### WHAT YOU ARE ASKED TO DO:
Can you retype every record below exactly as written?

** Start DATA FOR THIS TASK **

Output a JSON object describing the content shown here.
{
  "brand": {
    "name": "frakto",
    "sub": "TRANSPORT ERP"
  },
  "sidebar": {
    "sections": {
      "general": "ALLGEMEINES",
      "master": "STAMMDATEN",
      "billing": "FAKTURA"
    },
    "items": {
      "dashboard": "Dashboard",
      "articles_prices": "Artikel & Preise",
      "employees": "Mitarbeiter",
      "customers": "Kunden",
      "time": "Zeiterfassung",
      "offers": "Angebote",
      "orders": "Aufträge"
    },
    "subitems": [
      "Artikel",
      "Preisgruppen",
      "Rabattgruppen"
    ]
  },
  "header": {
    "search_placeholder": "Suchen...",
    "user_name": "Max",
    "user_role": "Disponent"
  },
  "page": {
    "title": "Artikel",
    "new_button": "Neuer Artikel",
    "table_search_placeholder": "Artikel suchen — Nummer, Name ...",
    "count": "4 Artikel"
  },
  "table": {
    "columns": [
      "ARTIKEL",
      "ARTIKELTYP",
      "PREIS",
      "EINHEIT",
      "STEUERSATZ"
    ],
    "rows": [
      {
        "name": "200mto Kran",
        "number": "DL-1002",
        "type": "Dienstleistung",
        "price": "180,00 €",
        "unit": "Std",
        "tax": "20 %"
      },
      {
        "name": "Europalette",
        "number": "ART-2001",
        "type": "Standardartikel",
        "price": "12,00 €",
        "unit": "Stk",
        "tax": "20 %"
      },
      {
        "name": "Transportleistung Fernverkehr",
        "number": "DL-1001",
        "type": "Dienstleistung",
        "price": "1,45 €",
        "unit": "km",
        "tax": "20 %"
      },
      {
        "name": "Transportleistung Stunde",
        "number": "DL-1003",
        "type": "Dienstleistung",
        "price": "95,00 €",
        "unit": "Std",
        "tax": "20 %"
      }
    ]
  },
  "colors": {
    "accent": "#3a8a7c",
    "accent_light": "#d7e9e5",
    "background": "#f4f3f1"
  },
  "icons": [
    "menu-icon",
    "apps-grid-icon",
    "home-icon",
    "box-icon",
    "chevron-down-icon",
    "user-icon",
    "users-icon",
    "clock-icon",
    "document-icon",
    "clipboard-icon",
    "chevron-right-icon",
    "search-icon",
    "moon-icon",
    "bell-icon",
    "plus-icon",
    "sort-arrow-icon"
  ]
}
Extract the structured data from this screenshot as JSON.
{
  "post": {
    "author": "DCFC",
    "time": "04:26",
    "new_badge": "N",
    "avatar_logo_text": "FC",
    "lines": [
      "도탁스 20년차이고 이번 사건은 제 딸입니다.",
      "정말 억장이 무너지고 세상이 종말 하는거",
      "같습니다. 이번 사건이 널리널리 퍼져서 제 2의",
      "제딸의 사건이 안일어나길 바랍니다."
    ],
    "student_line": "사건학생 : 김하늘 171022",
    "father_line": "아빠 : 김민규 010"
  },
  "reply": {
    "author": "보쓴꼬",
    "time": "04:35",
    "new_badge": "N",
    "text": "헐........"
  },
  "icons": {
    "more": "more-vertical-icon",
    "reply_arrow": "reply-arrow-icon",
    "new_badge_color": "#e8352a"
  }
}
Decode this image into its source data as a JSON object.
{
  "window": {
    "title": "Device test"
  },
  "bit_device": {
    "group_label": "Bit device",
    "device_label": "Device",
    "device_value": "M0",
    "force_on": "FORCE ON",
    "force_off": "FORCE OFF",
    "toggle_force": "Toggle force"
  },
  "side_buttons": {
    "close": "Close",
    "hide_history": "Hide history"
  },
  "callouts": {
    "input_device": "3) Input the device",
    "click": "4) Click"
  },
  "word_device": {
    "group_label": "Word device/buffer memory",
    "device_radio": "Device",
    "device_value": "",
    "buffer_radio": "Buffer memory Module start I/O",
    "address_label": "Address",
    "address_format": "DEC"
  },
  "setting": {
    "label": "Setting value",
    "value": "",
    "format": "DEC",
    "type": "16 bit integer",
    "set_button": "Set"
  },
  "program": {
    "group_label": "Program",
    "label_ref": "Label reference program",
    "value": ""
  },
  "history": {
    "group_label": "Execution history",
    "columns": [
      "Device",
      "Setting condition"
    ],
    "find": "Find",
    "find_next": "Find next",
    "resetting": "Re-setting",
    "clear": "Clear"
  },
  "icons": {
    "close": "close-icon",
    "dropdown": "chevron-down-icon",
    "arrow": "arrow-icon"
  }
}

** End DATA FOR THIS TASK **

### OUTPUT OF THE TASK:
Output a JSON object describing the content shown here.
{
  "brand": {
    "name": "frakto",
    "sub": "TRANSPORT ERP"
  },
  "sidebar": {
    "sections": {
      "general": "ALLGEMEINES",
      "master": "STAMMDATEN",
      "billing": "FAKTURA"
    },
    "items": {
      "dashboard": "Dashboard",
      "articles_prices": "Artikel & Preise",
      "employees": "Mitarbeiter",
      "customers": "Kunden",
      "time": "Zeiterfassung",
      "offers": "Angebote",
      "orders": "Aufträge"
    },
    "subitems": [
      "Artikel",
      "Preisgruppen",
      "Rabattgruppen"
    ]
  },
  "header": {
    "search_placeholder": "Suchen...",
    "user_name": "Max",
    "user_role": "Disponent"
  },
  "page": {
    "title": "Artikel",
    "new_button": "Neuer Artikel",
    "table_search_placeholder": "Artikel suchen — Nummer, Name ...",
    "count": "4 Artikel"
  },
  "table": {
    "columns": [
      "ARTIKEL",
      "ARTIKELTYP",
      "PREIS",
      "EINHEIT",
      "STEUERSATZ"
    ],
    "rows": [
      {
        "name": "200mto Kran",
        "number": "DL-1002",
        "type": "Dienstleistung",
        "price": "180,00 €",
        "unit": "Std",
        "tax": "20 %"
      },
      {
        "name": "Europalette",
        "number": "ART-2001",
        "type": "Standardartikel",
        "price": "12,00 €",
        "unit": "Stk",
        "tax": "20 %"
      },
      {
        "name": "Transportleistung Fernverkehr",
        "number": "DL-1001",
        "type": "Dienstleistung",
        "price": "1,45 €",
        "unit": "km",
        "tax": "20 %"
      },
      {
        "name": "Transportleistung Stunde",
        "number": "DL-1003",
        "type": "Dienstleistung",
        "price": "95,00 €",
        "unit": "Std",
        "tax": "20 %"
      }
    ]
  },
  "colors": {
    "accent": "#3a8a7c",
    "accent_light": "#d7e9e5",
    "background": "#f4f3f1"
  },
  "icons": [
    "menu-icon",
    "apps-grid-icon",
    "home-icon",
    "box-icon",
    "chevron-down-icon",
    "user-icon",
    "users-icon",
    "clock-icon",
    "document-icon",
    "clipboard-icon",
    "chevron-right-icon",
    "search-icon",
    "moon-icon",
    "bell-icon",
    "plus-icon",
    "sort-arrow-icon"
  ]
}
Extract the structured data from this screenshot as JSON.
{
  "post": {
    "author": "DCFC",
    "time": "04:26",
    "new_badge": "N",
    "avatar_logo_text": "FC",
    "lines": [
      "도탁스 20년차이고 이번 사건은 제 딸입니다.",
      "정말 억장이 무너지고 세상이 종말 하는거",
      "같습니다. 이번 사건이 널리널리 퍼져서 제 2의",
      "제딸의 사건이 안일어나길 바랍니다."
    ],
    "student_line": "사건학생 : 김하늘 171022",
    "father_line": "아빠 : 김민규 010"
  },
  "reply": {
    "author": "보쓴꼬",
    "time": "04:35",
    "new_badge": "N",
    "text": "헐........"
  },
  "icons": {
    "more": "more-vertical-icon",
    "reply_arrow": "reply-arrow-icon",
    "new_badge_color": "#e8352a"
  }
}
Decode this image into its source data as a JSON object.
{
  "window": {
    "title": "Device test"
  },
  "bit_device": {
    "group_label": "Bit device",
    "device_label": "Device",
    "device_value": "M0",
    "force_on": "FORCE ON",
    "force_off": "FORCE OFF",
    "toggle_force": "Toggle force"
  },
  "side_buttons": {
    "close": "Close",
    "hide_history": "Hide history"
  },
  "callouts": {
    "input_device": "3) Input the device",
    "click": "4) Click"
  },
  "word_device": {
    "group_label": "Word device/buffer memory",
    "device_radio": "Device",
    "device_value": "",
    "buffer_radio": "Buffer memory Module start I/O",
    "address_label": "Address",
    "address_format": "DEC"
  },
  "setting": {
    "label": "Setting value",
    "value": "",
    "format": "DEC",
    "type": "16 bit integer",
    "set_button": "Set"
  },
  "program": {
    "group_label": "Program",
    "label_ref": "Label reference program",
    "value": ""
  },
  "history": {
    "group_label": "Execution history",
    "columns": [
      "Device",
      "Setting condition"
    ],
    "find": "Find",
    "find_next": "Find next",
    "resetting": "Re-setting",
    "clear": "Clear"
  },
  "icons": {
    "close": "close-icon",
    "dropdown": "chevron-down-icon",
    "arrow": "arrow-icon"
  }
}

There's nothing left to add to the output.